Reproduce every line in the listing that contains the word "frac".
>>>>
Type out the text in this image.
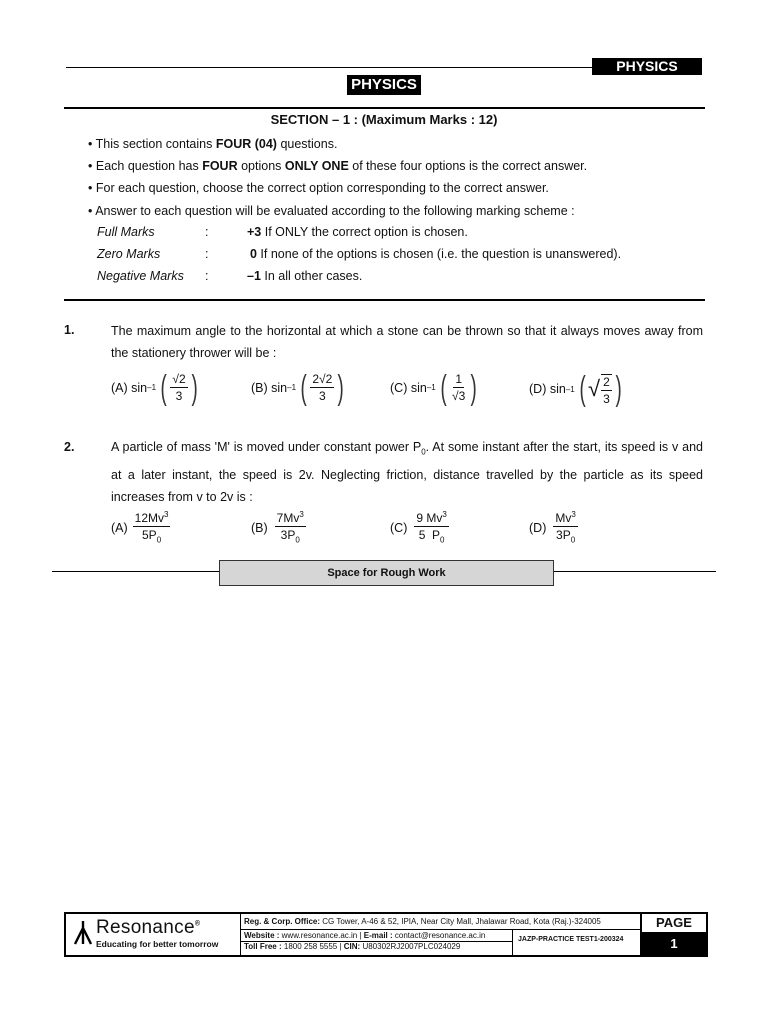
PHYSICS
PHYSICS
SECTION – 1 : (Maximum Marks : 12)
• This section contains FOUR (04) questions.
• Each question has FOUR options ONLY ONE of these four options is the correct answer.
• For each question, choose the correct option corresponding to the correct answer.
• Answer to each question will be evaluated according to the following marking scheme :
Full Marks	:	+3 If ONLY the correct option is chosen.
Zero Marks	:	0 If none of the options is chosen (i.e. the question is unanswered).
Negative Marks :	–1 In all other cases.
1.	The maximum angle to the horizontal at which a stone can be thrown so that it always moves away from the stationery thrower will be :
(A) sin –1 ( $\frac{√2}{3}$ )	(B) sin –1 ( $\frac{2√2}{3}$ )	(C) sin –1 ( $\frac{1}{√3}$ )	(D) sin –1 ( √ $\frac{2}{3}$ )
2.	A particle of mass 'M' is moved under constant power $P_0$. At some instant after the start, its speed is v and at a later instant, the speed is 2v. Neglecting friction, distance travelled by the particle as its speed increases from v to 2v is :
$(A) \frac{12Mv^3}{5P_0}$	$(B) \frac{7Mv^3}{3P_0}$	$(C) \frac{9 Mv^3}{5 P_0}$	$(D) \frac{Mv^3}{3P_0}$
Space for Rough Work
Resonance®
Educating for better tomorrow
Reg. & Corp. Office: CG Tower, A-46 & 52, IPIA, Near City Mall, Jhalawar Road, Kota (Raj.)-324005
Website : www.resonance.ac.in | E-mail : contact@resonance.ac.in
Toll Free : 1800 258 5555 | CIN: U80302RJ2007PLC024029
JAZP-PRACTICE TEST1-200324
PAGE
1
<<<<
§ **RESPONSE FOR THIS EXERCISE**
(A) sin –1 ( $\frac{√2}{3}$ )	(B) sin –1 ( $\frac{2√2}{3}$ )	(C) sin –1 ( $\frac{1}{√3}$ )	(D) sin –1 ( √ $\frac{2}{3}$ )
$(A) \frac{12Mv^3}{5P_0}$	$(B) \frac{7Mv^3}{3P_0}$	$(C) \frac{9 Mv^3}{5 P_0}$	$(D) \frac{Mv^3}{3P_0}$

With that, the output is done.